/---

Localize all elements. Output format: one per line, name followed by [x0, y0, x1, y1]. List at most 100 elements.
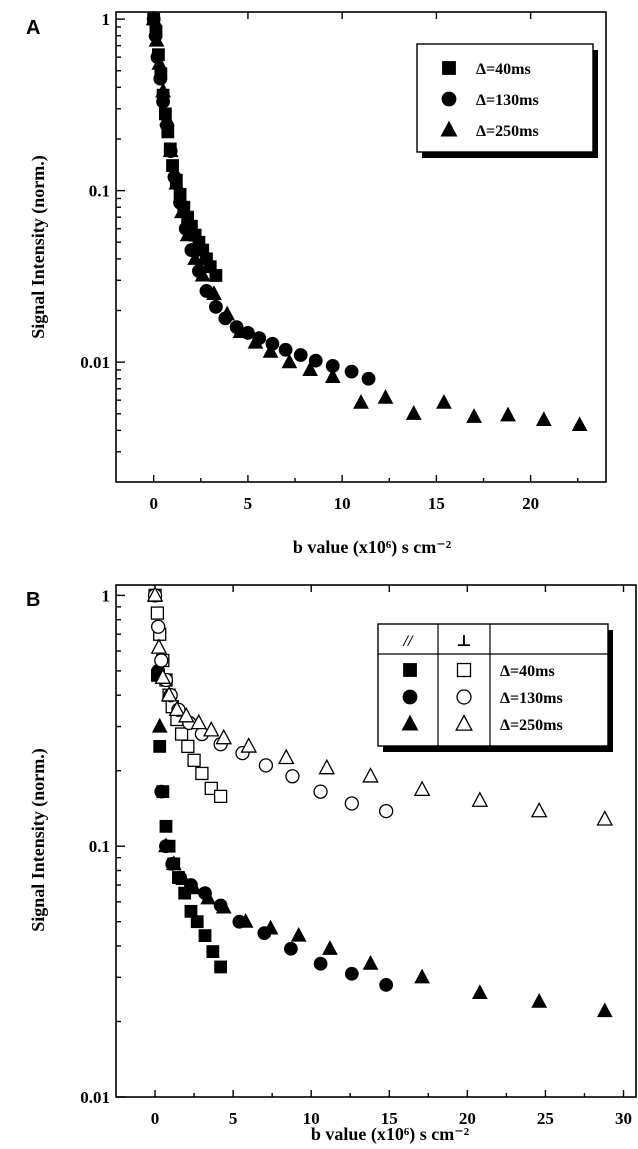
point-b-1-14: [379, 977, 394, 992]
marks-b: [146, 586, 614, 1018]
legend-marker-open-b-2: [455, 714, 473, 731]
point-b-0-12: [206, 945, 220, 958]
x-tick-label-b-3: 15: [381, 1109, 398, 1128]
point-b-3-9: [181, 739, 195, 754]
legend-marker-a-2: [440, 120, 458, 137]
legend-label-b-0: Δ=40ms: [500, 663, 555, 680]
point-a-2-16: [281, 353, 298, 369]
point-a-2-9: [187, 250, 204, 265]
legend-marker-open-b-0: [456, 662, 472, 678]
x-tick-label-b-4: 20: [459, 1109, 476, 1128]
point-b-5-4: [168, 700, 186, 717]
point-a-1-3: [153, 71, 168, 86]
ticks-b: 0 5 10 15 20 25 30 1 0.1 0.01: [80, 585, 632, 1128]
x-axis-label-b: b value (x10⁶) s cm⁻²: [311, 1124, 469, 1145]
legend-box-b: [377, 623, 609, 747]
x-tick-label-b-6: 30: [615, 1109, 632, 1128]
point-b-4-14: [379, 803, 394, 819]
legend-header-parallel-b: //: [403, 633, 414, 650]
point-b-2-4: [175, 870, 192, 886]
point-b-2-10: [290, 926, 307, 942]
point-a-1-21: [308, 353, 323, 368]
point-a-2-14: [247, 333, 264, 349]
point-b-1-12: [313, 956, 328, 971]
legend-a: Δ=40ms Δ=130ms Δ=250ms: [416, 43, 598, 158]
point-a-2-7: [174, 203, 190, 219]
legend-header-perp-b: ⊥: [456, 633, 471, 650]
point-a-2-26: [571, 416, 588, 432]
point-b-1-13: [344, 966, 359, 981]
point-b-3-1: [150, 606, 165, 620]
point-a-0-19: [209, 269, 223, 282]
y-axis-label-a: Signal Intensity (norm.): [28, 155, 49, 339]
panel-letter-b: B: [26, 589, 40, 611]
legend-label-b-2: Δ=250ms: [500, 717, 563, 734]
legend-b: // ⊥ Δ=40ms Δ=130ms Δ=250ms: [377, 623, 613, 752]
legend-marker-a-0: [442, 61, 456, 75]
ticks-a: 0 5 10 15 20 1 0.1 0.01: [80, 10, 579, 513]
point-b-0-11: [198, 929, 212, 943]
point-b-5-1: [150, 638, 168, 654]
y-tick-label-a-0: 1: [102, 10, 111, 29]
y-tick-label-b-2: 0.01: [80, 1088, 110, 1107]
point-b-3-8: [174, 727, 189, 741]
point-b-5-0: [146, 586, 164, 602]
point-a-1-19: [278, 342, 293, 357]
x-axis-label-a: b value (x10⁶) s cm⁻²: [293, 537, 451, 558]
point-a-2-5: [162, 142, 179, 158]
point-b-0-2: [153, 739, 167, 753]
point-b-2-7: [215, 898, 232, 914]
y-tick-label-b-1: 0.1: [89, 837, 110, 856]
point-a-2-24: [500, 406, 516, 422]
x-tick-label-b-5: 25: [537, 1109, 554, 1128]
point-a-2-22: [436, 394, 452, 409]
plot-frame-a: [115, 11, 607, 483]
point-b-5-3: [160, 685, 178, 702]
point-b-1-2: [154, 784, 169, 799]
x-tick-label-b-0: 0: [151, 1109, 160, 1128]
point-a-2-13: [232, 323, 249, 338]
plot-frame-b: [115, 584, 637, 1098]
point-b-2-16: [596, 1002, 613, 1018]
panel-letter-a: A: [26, 17, 40, 39]
point-b-4-2: [154, 653, 169, 668]
point-b-5-13: [413, 780, 431, 797]
point-b-2-2: [158, 837, 174, 853]
y-axis-label-b: Signal Intensity (norm.): [28, 748, 49, 932]
x-tick-label-b-1: 5: [229, 1109, 238, 1128]
point-a-1-13: [208, 299, 223, 314]
y-tick-label-b-0: 1: [102, 586, 111, 605]
point-a-2-8: [179, 226, 196, 242]
point-b-2-8: [237, 913, 254, 928]
legend-marker-filled-b-1: [402, 689, 418, 705]
point-a-2-0: [145, 10, 162, 26]
legend-marker-a-1: [441, 91, 457, 107]
point-b-4-10: [258, 758, 274, 773]
point-a-1-20: [293, 348, 308, 362]
point-b-2-14: [471, 984, 488, 999]
point-b-2-5: [186, 879, 202, 895]
point-b-2-6: [200, 889, 216, 905]
point-a-2-1: [148, 31, 165, 47]
point-b-5-15: [530, 801, 548, 818]
point-a-2-10: [194, 266, 211, 282]
point-b-0-10: [190, 915, 204, 929]
point-a-2-3: [155, 82, 171, 98]
point-b-5-16: [596, 810, 614, 826]
point-b-5-14: [471, 791, 489, 807]
point-a-2-17: [302, 361, 318, 377]
panel-a: A Signal Intensity (norm.) b value (x10⁶…: [26, 10, 607, 558]
x-tick-label-a-1: 5: [244, 494, 253, 513]
point-b-5-12: [362, 767, 379, 783]
point-b-2-11: [322, 940, 338, 955]
point-b-5-10: [277, 748, 295, 765]
point-a-2-21: [405, 405, 422, 420]
point-b-4-13: [344, 796, 359, 811]
point-b-4-11: [285, 769, 300, 784]
point-a-2-2: [151, 54, 168, 70]
point-b-5-6: [190, 713, 208, 730]
legend-marker-open-b-1: [456, 689, 472, 705]
point-b-2-9: [262, 919, 279, 935]
point-a-2-4: [159, 110, 175, 126]
point-a-2-19: [353, 394, 369, 409]
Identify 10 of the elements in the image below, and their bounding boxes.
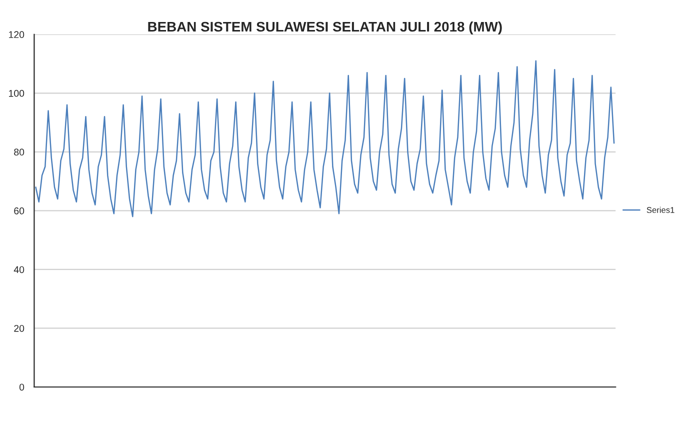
y-tick-label: 20	[14, 324, 24, 332]
y-tick-label: 40	[14, 266, 24, 274]
y-tick-label: 80	[14, 148, 24, 156]
chart-title: BEBAN SISTEM SULAWESI SELATAN JULI 2018 (MW)	[148, 21, 502, 34]
y-tick-label: 0	[19, 384, 24, 391]
y-tick-label: 60	[14, 207, 24, 214]
y-tick-label: 100	[9, 90, 24, 97]
legend-label: Series1	[646, 206, 674, 213]
y-tick-label: 120	[9, 31, 24, 38]
line-series	[35, 60, 615, 218]
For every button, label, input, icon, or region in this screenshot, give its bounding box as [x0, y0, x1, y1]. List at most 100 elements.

\---

The problem | Recast every one of the rows above as a Markdown table with the columns No. and Line, numbering each non-blank line in order. Leave out blank lines and the pictures.

Output for this exercise |
| No. | Line |
|---|---|
| 1 | Localize all elements. Output format: one per line, name followed by [x0, y0, x1, y1]. List at most 100 elements. |
| 2 | point-b-1-14: [379, 977, 394, 992] |
| 3 | marks-b: [146, 586, 614, 1018] |
| 4 | legend-marker-open-b-2: [455, 714, 473, 731] |
| 5 | point-b-0-12: [206, 945, 220, 958] |
| 6 | x-tick-label-b-3: 15: [381, 1109, 398, 1128] |
| 7 | point-b-3-9: [181, 739, 195, 754] |
| 8 | legend-marker-a-2: [440, 120, 458, 137] |
| 9 | legend-label-b-0: Δ=40ms: [500, 663, 555, 680] |
| 10 | point-a-2-16: [281, 353, 298, 369] |
| 11 | point-a-2-9: [187, 250, 204, 265] |
| 12 | legend-marker-open-b-0: [456, 662, 472, 678] |
| 13 | x-tick-label-b-4: 20: [459, 1109, 476, 1128] |
| 14 | point-b-5-4: [168, 700, 186, 717] |
| 15 | point-a-1-3: [153, 71, 168, 86] |
| 16 | ticks-b: 0 5 10 15 20 25 30 1 0.1 0.01: [80, 585, 632, 1128] |
| 17 | x-axis-label-b: b value (x10⁶) s cm⁻²: [311, 1124, 469, 1145] |
| 18 | legend-box-b: [377, 623, 609, 747] |
| 19 | x-tick-label-b-6: 30: [615, 1109, 632, 1128] |
| 20 | point-b-4-14: [379, 803, 394, 819] |
| 21 | legend-header-parallel-b: //: [403, 633, 414, 650] |
| 22 | point-b-2-4: [175, 870, 192, 886] |
| 23 | point-b-2-10: [290, 926, 307, 942] |
| 24 | point-a-1-21: [308, 353, 323, 368] |
| 25 | point-a-2-14: [247, 333, 264, 349] |
| 26 | point-b-1-12: [313, 956, 328, 971] |
| 27 | legend-a: Δ=40ms Δ=130ms Δ=250ms: [416, 43, 598, 158] |
| 28 | point-a-2-7: [174, 203, 190, 219] |
| 29 | legend-header-perp-b: ⊥: [456, 633, 471, 650] |
| 30 | point-a-2-26: [571, 416, 588, 432] |
| 31 | point-b-1-13: [344, 966, 359, 981] |
| 32 | point-b-3-1: [150, 606, 165, 620] |
| 33 | point-a-0-19: [209, 269, 223, 282] |
| 34 | y-axis-label-a: Signal Intensity (norm.): [28, 155, 49, 339] |
| 35 | panel-letter-b: B: [26, 589, 40, 611] |
| 36 | legend-label-b-2: Δ=250ms: [500, 717, 563, 734] |
| 37 | legend-b: // ⊥ Δ=40ms Δ=130ms Δ=250ms: [377, 623, 613, 752] |
| 38 | legend-marker-a-0: [442, 61, 456, 75] |
| 39 | ticks-a: 0 5 10 15 20 1 0.1 0.01: [80, 10, 579, 513] |
| 40 | point-b-0-11: [198, 929, 212, 943] |
| 41 | point-b-5-1: [150, 638, 168, 654] |
| 42 | y-tick-label-a-0: 1: [102, 10, 111, 29] |
| 43 | y-tick-label-b-2: 0.01: [80, 1088, 110, 1107] |
| 44 | point-b-3-8: [174, 727, 189, 741] |
| 45 | point-b-5-0: [146, 586, 164, 602] |
| 46 | point-a-1-19: [278, 342, 293, 357] |
| 47 | x-axis-label-a: b value (x10⁶) s cm⁻²: [293, 537, 451, 558] |
| 48 | point-a-2-5: [162, 142, 179, 158] |
| 49 | point-b-0-2: [153, 739, 167, 753] |
| 50 | point-b-2-7: [215, 898, 232, 914] |
| 51 | y-tick-label-b-1: 0.1: [89, 837, 110, 856] |
| 52 | point-a-2-24: [500, 406, 516, 422] |
| 53 | x-tick-label-b-5: 25: [537, 1109, 554, 1128] |
| 54 | point-a-2-22: [436, 394, 452, 409] |
| 55 | plot-frame-a: [115, 11, 607, 483] |
| 56 | point-b-5-3: [160, 685, 178, 702] |
| 57 | point-b-1-2: [154, 784, 169, 799] |
| 58 | x-tick-label-b-0: 0: [151, 1109, 160, 1128] |
| 59 | point-a-2-13: [232, 323, 249, 338] |
| 60 | plot-frame-b: [115, 584, 637, 1098] |
| 61 | point-b-2-16: [596, 1002, 613, 1018] |
| 62 | panel-letter-a: A: [26, 17, 40, 39] |
| 63 | point-b-4-2: [154, 653, 169, 668] |
| 64 | point-b-5-13: [413, 780, 431, 797] |
| 65 | point-b-2-2: [158, 837, 174, 853] |
| 66 | y-axis-label-b: Signal Intensity (norm.): [28, 748, 49, 932] |
| 67 | x-tick-label-b-1: 5: [229, 1109, 238, 1128] |
| 68 | point-a-1-13: [208, 299, 223, 314] |
| 69 | y-tick-label-b-0: 1: [102, 586, 111, 605] |
| 70 | point-a-2-8: [179, 226, 196, 242] |
| 71 | point-b-2-8: [237, 913, 254, 928] |
| 72 | legend-marker-filled-b-1: [402, 689, 418, 705] |
| 73 | point-a-2-0: [145, 10, 162, 26] |
| 74 | legend-marker-a-1: [441, 91, 457, 107] |
| 75 | point-b-4-10: [258, 758, 274, 773] |
| 76 | point-a-1-20: [293, 348, 308, 362] |
| 77 | point-b-2-14: [471, 984, 488, 999] |
| 78 | point-b-2-5: [186, 879, 202, 895] |
| 79 | point-b-2-6: [200, 889, 216, 905] |
| 80 | point-a-2-1: [148, 31, 165, 47] |
| 81 | point-b-5-15: [530, 801, 548, 818] |
| 82 | point-a-2-10: [194, 266, 211, 282] |
| 83 | point-b-0-10: [190, 915, 204, 929] |
| 84 | point-a-2-3: [155, 82, 171, 98] |
| 85 | point-b-5-16: [596, 810, 614, 826] |
| 86 | point-b-5-14: [471, 791, 489, 807] |
| 87 | point-a-2-17: [302, 361, 318, 377] |
| 88 | panel-a: A Signal Intensity (norm.) b value (x10⁶…: [26, 10, 607, 558] |
| 89 | x-tick-label-a-1: 5: [244, 494, 253, 513] |
| 90 | point-b-5-12: [362, 767, 379, 783] |
| 91 | point-b-2-11: [322, 940, 338, 955] |
| 92 | point-b-5-10: [277, 748, 295, 765] |
| 93 | point-a-2-21: [405, 405, 422, 420] |
| 94 | point-b-4-13: [344, 796, 359, 811] |
| 95 | point-b-4-11: [285, 769, 300, 784] |
| 96 | point-a-2-2: [151, 54, 168, 70] |
| 97 | point-b-5-6: [190, 713, 208, 730] |
| 98 | legend-marker-open-b-1: [456, 689, 472, 705] |
| 99 | point-b-2-9: [262, 919, 279, 935] |
| 100 | point-a-2-4: [159, 110, 175, 126] |
| 101 | point-a-2-19: [353, 394, 369, 409] |
| 102 | Identify 10 of the elements in the image below, and their bounding boxes. |
| 103 | y-tick-label: 20	[14, 324, 24, 332] |
| 104 | y-tick-label: 40	[14, 266, 24, 274] |
| 105 | y-tick-label: 80	[14, 148, 24, 156] |
| 106 | chart-title: BEBAN SISTEM SULAWESI SELATAN JULI 2018 (MW)	[148, 21, 502, 34] |
| 107 | y-tick-label: 0	[19, 384, 24, 391] |
| 108 | y-tick-label: 60	[14, 207, 24, 214] |
| 109 | y-tick-label: 100	[9, 90, 24, 97] |
| 110 | legend-label: Series1	[646, 206, 674, 213] |
| 111 | y-tick-label: 120	[9, 31, 24, 38] |
| 112 | line-series	[35, 60, 615, 218] |
| 113 | For every button, label, input, icon, or region in this screenshot, give its bounding box as [x0, y0, x1, y1]. List at most 100 elements. |